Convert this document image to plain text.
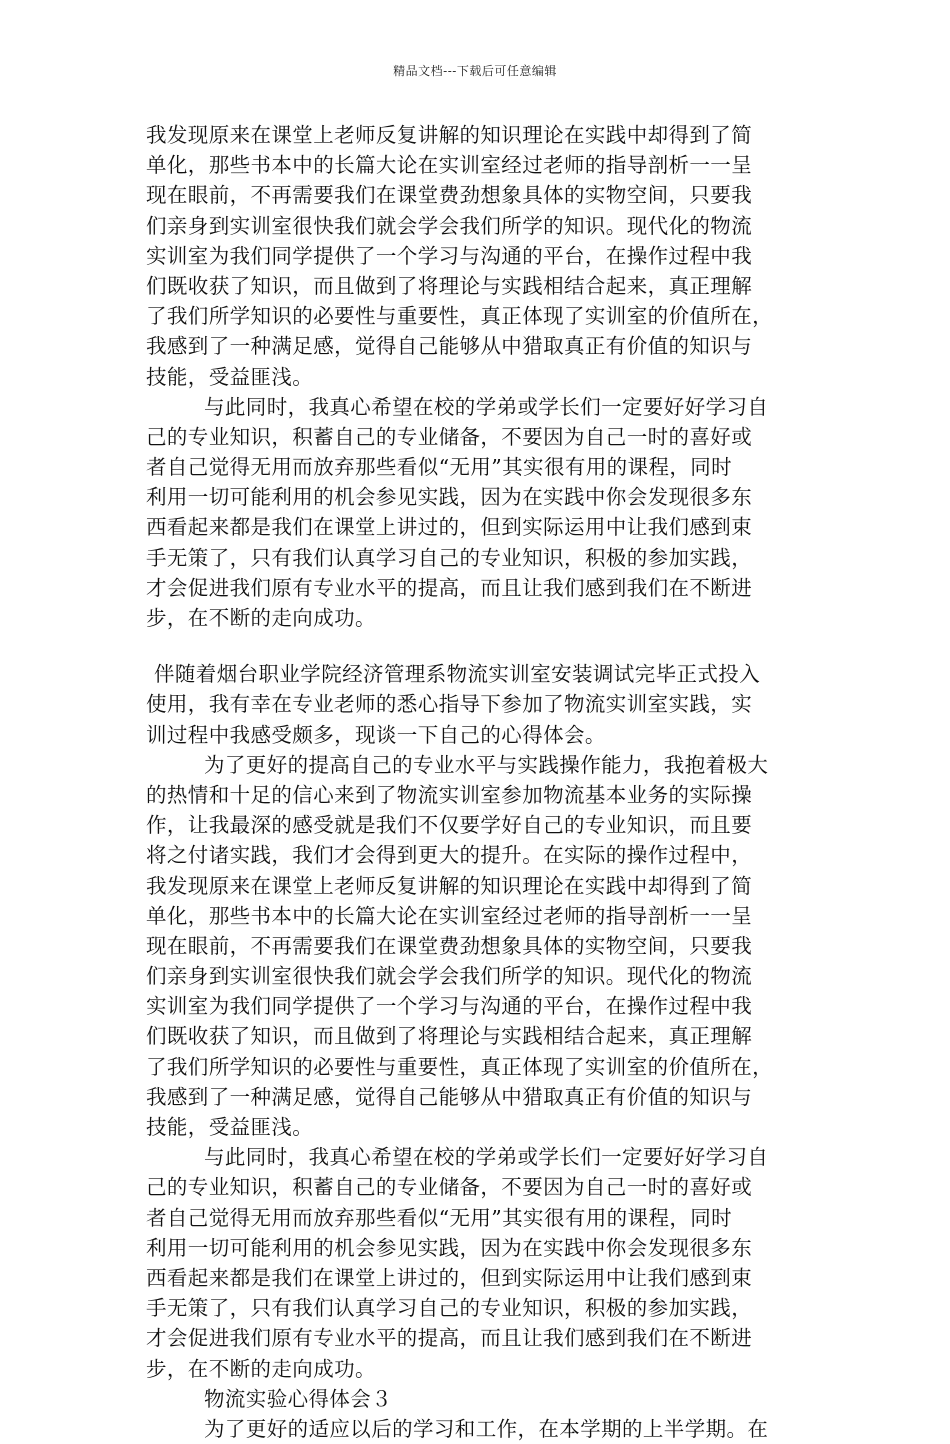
精品文档---下载后可任意编辑
我发现原来在课堂上老师反复讲解的知识理论在实践中却得到了简
单化，那些书本中的长篇大论在实训室经过老师的指导剖析一一呈
现在眼前，不再需要我们在课堂费劲想象具体的实物空间，只要我
们亲身到实训室很快我们就会学会我们所学的知识。现代化的物流
实训室为我们同学提供了一个学习与沟通的平台，在操作过程中我
们既收获了知识，而且做到了将理论与实践相结合起来，真正理解
了我们所学知识的必要性与重要性，真正体现了实训室的价值所在，
我感到了一种满足感，觉得自己能够从中猎取真正有价值的知识与
技能，受益匪浅。
与此同时，我真心希望在校的学弟或学长们一定要好好学习自
己的专业知识，积蓄自己的专业储备，不要因为自己一时的喜好或
者自己觉得无用而放弃那些看似“无用”其实很有用的课程，同时
利用一切可能利用的机会参见实践，因为在实践中你会发现很多东
西看起来都是我们在课堂上讲过的，但到实际运用中让我们感到束
手无策了，只有我们认真学习自己的专业知识，积极的参加实践，
才会促进我们原有专业水平的提高，而且让我们感到我们在不断进
步，在不断的走向成功。
伴随着烟台职业学院经济管理系物流实训室安装调试完毕正式投入
使用，我有幸在专业老师的悉心指导下参加了物流实训室实践，实
训过程中我感受颇多，现谈一下自己的心得体会。
为了更好的提高自己的专业水平与实践操作能力，我抱着极大
的热情和十足的信心来到了物流实训室参加物流基本业务的实际操
作，让我最深的感受就是我们不仅要学好自己的专业知识，而且要
将之付诸实践，我们才会得到更大的提升。在实际的操作过程中，
我发现原来在课堂上老师反复讲解的知识理论在实践中却得到了简
单化，那些书本中的长篇大论在实训室经过老师的指导剖析一一呈
现在眼前，不再需要我们在课堂费劲想象具体的实物空间，只要我
们亲身到实训室很快我们就会学会我们所学的知识。现代化的物流
实训室为我们同学提供了一个学习与沟通的平台，在操作过程中我
们既收获了知识，而且做到了将理论与实践相结合起来，真正理解
了我们所学知识的必要性与重要性，真正体现了实训室的价值所在，
我感到了一种满足感，觉得自己能够从中猎取真正有价值的知识与
技能，受益匪浅。
与此同时，我真心希望在校的学弟或学长们一定要好好学习自
己的专业知识，积蓄自己的专业储备，不要因为自己一时的喜好或
者自己觉得无用而放弃那些看似“无用”其实很有用的课程，同时
利用一切可能利用的机会参见实践，因为在实践中你会发现很多东
西看起来都是我们在课堂上讲过的，但到实际运用中让我们感到束
手无策了，只有我们认真学习自己的专业知识，积极的参加实践，
才会促进我们原有专业水平的提高，而且让我们感到我们在不断进
步，在不断的走向成功。
物流实验心得体会３
为了更好的适应以后的学习和工作，在本学期的上半学期。在
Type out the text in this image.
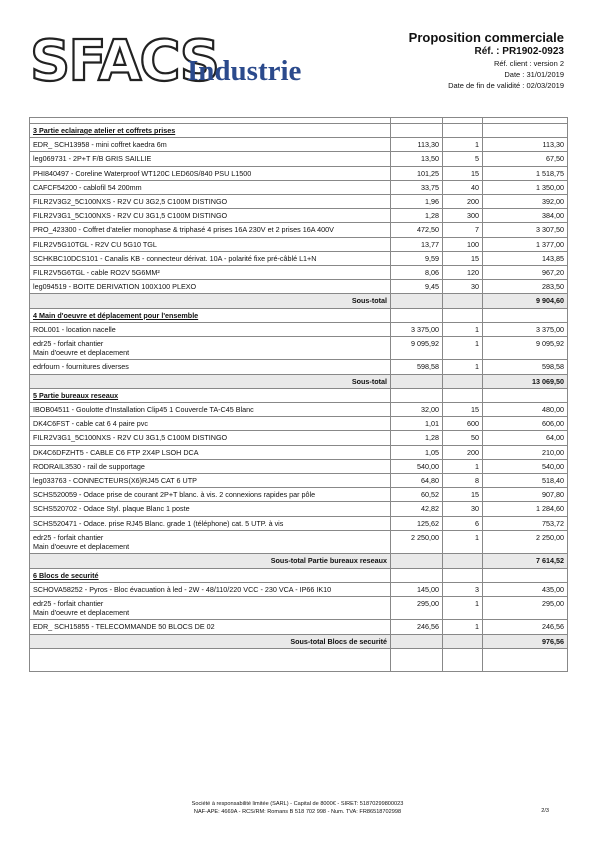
SFACS
Industrie
Proposition commerciale
Réf. : PR1902-0923
Réf. client : version 2
Date : 31/01/2019
Date de fin de validité : 02/03/2019

3 Partie eclairage atelier et coffrets prises			

EDR_ SCH13958 - mini coffret kaedra 6m	113,30	1	113,30

leg069731 - 2P+T F/B GRIS SAILLIE	13,50	5	67,50

PHI840497 - Coreline Waterproof WT120C LED60S/840 PSU L1500	101,25	15	1 518,75

CAFCF54200 - cablofil 54 200mm	33,75	40	1 350,00

FILR2V3G2_5C100NXS - R2V CU 3G2,5 C100M DISTINGO	1,96	200	392,00

FILR2V3G1_5C100NXS - R2V CU 3G1,5 C100M DISTINGO	1,28	300	384,00

PRO_423300 - Coffret d'atelier monophase & triphasé 4 prises 16A 230V et 2 prises 16A 400V	472,50	7	3 307,50

FILR2V5G10TGL - R2V CU 5G10 TGL	13,77	100	1 377,00

SCHKBC10DCS101 - Canalis KB - connecteur dérivat. 10A - polarité fixe pré-câblé L1+N	9,59	15	143,85

FILR2V5G6TGL - cable RO2V 5G6MM²	8,06	120	967,20

leg094519 - BOITE DERIVATION 100X100 PLEXO	9,45	30	283,50
Sous-total			9 904,60
4 Main d'oeuvre et déplacement pour l'ensemble			

ROL001 - location nacelle	3 375,00	1	3 375,00

edr25 - forfait chantier
Main d'oeuvre et deplacement	9 095,92	1	9 095,92

edrfourn - fournitures diverses	598,58	1	598,58
Sous-total			13 069,50
5 Partie bureaux reseaux			

IBOB04511 - Goulotte d'Installation Clip45 1 Couvercle TA-C45 Blanc	32,00	15	480,00

DK4C6FST - cable cat 6 4 paire pvc	1,01	600	606,00

FILR2V3G1_5C100NXS - R2V CU 3G1,5 C100M DISTINGO	1,28	50	64,00

DK4C6DFZHT5 - CABLE C6 FTP 2X4P LSOH DCA	1,05	200	210,00

RODRAIL3530 - rail de supportage	540,00	1	540,00

leg033763 - CONNECTEURS(X6)RJ45 CAT 6 UTP	64,80	8	518,40

SCHS520059 - Odace prise de courant 2P+T blanc. à vis. 2 connexions rapides par pôle	60,52	15	907,80

SCHS520702 - Odace Styl. plaque Blanc 1 poste	42,82	30	1 284,60

SCHS520471 - Odace. prise RJ45 Blanc. grade 1 (téléphone) cat. 5 UTP. à vis	125,62	6	753,72

edr25 - forfait chantier
Main d'oeuvre et deplacement	2 250,00	1	2 250,00
Sous-total Partie bureaux reseaux			7 614,52
6 Blocs de securité			

SCHOVA58252 - Pyros - Bloc évacuation à led - 2W - 48/110/220 VCC - 230 VCA - IP66 IK10	145,00	3	435,00

edr25 - forfait chantier
Main d'oeuvre et deplacement	295,00	1	295,00

EDR_ SCH15855 - TELECOMMANDE 50 BLOCS DE 02	246,56	1	246,56
Sous-total Blocs de securité			976,56

Société à responsabilité limitée (SARL) - Capital de 8000€ - SIRET: 51870299800023
NAF-APE: 4669A - RCS/RM: Romans B 518 702 998 - Num. TVA: FR86518702998	2/3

» **Directions for this task**:
Reproduce every record above exactly, but leave out the pictures.

» **Exercise result**:
Convert this document image to plain text.
精品文档---下载后可任意编辑
我发现原来在课堂上老师反复讲解的知识理论在实践中却得到了简
单化，那些书本中的长篇大论在实训室经过老师的指导剖析一一呈
现在眼前，不再需要我们在课堂费劲想象具体的实物空间，只要我
们亲身到实训室很快我们就会学会我们所学的知识。现代化的物流
实训室为我们同学提供了一个学习与沟通的平台，在操作过程中我
们既收获了知识，而且做到了将理论与实践相结合起来，真正理解
了我们所学知识的必要性与重要性，真正体现了实训室的价值所在，
我感到了一种满足感，觉得自己能够从中猎取真正有价值的知识与
技能，受益匪浅。
与此同时，我真心希望在校的学弟或学长们一定要好好学习自
己的专业知识，积蓄自己的专业储备，不要因为自己一时的喜好或
者自己觉得无用而放弃那些看似“无用”其实很有用的课程，同时
利用一切可能利用的机会参见实践，因为在实践中你会发现很多东
西看起来都是我们在课堂上讲过的，但到实际运用中让我们感到束
手无策了，只有我们认真学习自己的专业知识，积极的参加实践，
才会促进我们原有专业水平的提高，而且让我们感到我们在不断进
步，在不断的走向成功。
伴随着烟台职业学院经济管理系物流实训室安装调试完毕正式投入
使用，我有幸在专业老师的悉心指导下参加了物流实训室实践，实
训过程中我感受颇多，现谈一下自己的心得体会。
为了更好的提高自己的专业水平与实践操作能力，我抱着极大
的热情和十足的信心来到了物流实训室参加物流基本业务的实际操
作，让我最深的感受就是我们不仅要学好自己的专业知识，而且要
将之付诸实践，我们才会得到更大的提升。在实际的操作过程中，
我发现原来在课堂上老师反复讲解的知识理论在实践中却得到了简
单化，那些书本中的长篇大论在实训室经过老师的指导剖析一一呈
现在眼前，不再需要我们在课堂费劲想象具体的实物空间，只要我
们亲身到实训室很快我们就会学会我们所学的知识。现代化的物流
实训室为我们同学提供了一个学习与沟通的平台，在操作过程中我
们既收获了知识，而且做到了将理论与实践相结合起来，真正理解
了我们所学知识的必要性与重要性，真正体现了实训室的价值所在，
我感到了一种满足感，觉得自己能够从中猎取真正有价值的知识与
技能，受益匪浅。
与此同时，我真心希望在校的学弟或学长们一定要好好学习自
己的专业知识，积蓄自己的专业储备，不要因为自己一时的喜好或
者自己觉得无用而放弃那些看似“无用”其实很有用的课程，同时
利用一切可能利用的机会参见实践，因为在实践中你会发现很多东
西看起来都是我们在课堂上讲过的，但到实际运用中让我们感到束
手无策了，只有我们认真学习自己的专业知识，积极的参加实践，
才会促进我们原有专业水平的提高，而且让我们感到我们在不断进
步，在不断的走向成功。
物流实验心得体会３
为了更好的适应以后的学习和工作，在本学期的上半学期。在
Type out the text in this image.
SFACS
Industrie
Proposition commerciale
Réf. : PR1902-0923
Réf. client : version 2
Date : 31/01/2019
Date de fin de validité : 02/03/2019

3 Partie eclairage atelier et coffrets prises			

EDR_ SCH13958 - mini coffret kaedra 6m	113,30	1	113,30

leg069731 - 2P+T F/B GRIS SAILLIE	13,50	5	67,50

PHI840497 - Coreline Waterproof WT120C LED60S/840 PSU L1500	101,25	15	1 518,75

CAFCF54200 - cablofil 54 200mm	33,75	40	1 350,00

FILR2V3G2_5C100NXS - R2V CU 3G2,5 C100M DISTINGO	1,96	200	392,00

FILR2V3G1_5C100NXS - R2V CU 3G1,5 C100M DISTINGO	1,28	300	384,00

PRO_423300 - Coffret d'atelier monophase & triphasé 4 prises 16A 230V et 2 prises 16A 400V	472,50	7	3 307,50

FILR2V5G10TGL - R2V CU 5G10 TGL	13,77	100	1 377,00

SCHKBC10DCS101 - Canalis KB - connecteur dérivat. 10A - polarité fixe pré-câblé L1+N	9,59	15	143,85

FILR2V5G6TGL - cable RO2V 5G6MM²	8,06	120	967,20

leg094519 - BOITE DERIVATION 100X100 PLEXO	9,45	30	283,50
Sous-total			9 904,60
4 Main d'oeuvre et déplacement pour l'ensemble			

ROL001 - location nacelle	3 375,00	1	3 375,00

edr25 - forfait chantier
Main d'oeuvre et deplacement	9 095,92	1	9 095,92

edrfourn - fournitures diverses	598,58	1	598,58
Sous-total			13 069,50
5 Partie bureaux reseaux			

IBOB04511 - Goulotte d'Installation Clip45 1 Couvercle TA-C45 Blanc	32,00	15	480,00

DK4C6FST - cable cat 6 4 paire pvc	1,01	600	606,00

FILR2V3G1_5C100NXS - R2V CU 3G1,5 C100M DISTINGO	1,28	50	64,00

DK4C6DFZHT5 - CABLE C6 FTP 2X4P LSOH DCA	1,05	200	210,00

RODRAIL3530 - rail de supportage	540,00	1	540,00

leg033763 - CONNECTEURS(X6)RJ45 CAT 6 UTP	64,80	8	518,40

SCHS520059 - Odace prise de courant 2P+T blanc. à vis. 2 connexions rapides par pôle	60,52	15	907,80

SCHS520702 - Odace Styl. plaque Blanc 1 poste	42,82	30	1 284,60

SCHS520471 - Odace. prise RJ45 Blanc. grade 1 (téléphone) cat. 5 UTP. à vis	125,62	6	753,72

edr25 - forfait chantier
Main d'oeuvre et deplacement	2 250,00	1	2 250,00
Sous-total Partie bureaux reseaux			7 614,52
6 Blocs de securité			

SCHOVA58252 - Pyros - Bloc évacuation à led - 2W - 48/110/220 VCC - 230 VCA - IP66 IK10	145,00	3	435,00

edr25 - forfait chantier
Main d'oeuvre et deplacement	295,00	1	295,00

EDR_ SCH15855 - TELECOMMANDE 50 BLOCS DE 02	246,56	1	246,56
Sous-total Blocs de securité			976,56

Société à responsabilité limitée (SARL) - Capital de 8000€ - SIRET: 51870299800023
NAF-APE: 4669A - RCS/RM: Romans B 518 702 998 - Num. TVA: FR86518702998	2/3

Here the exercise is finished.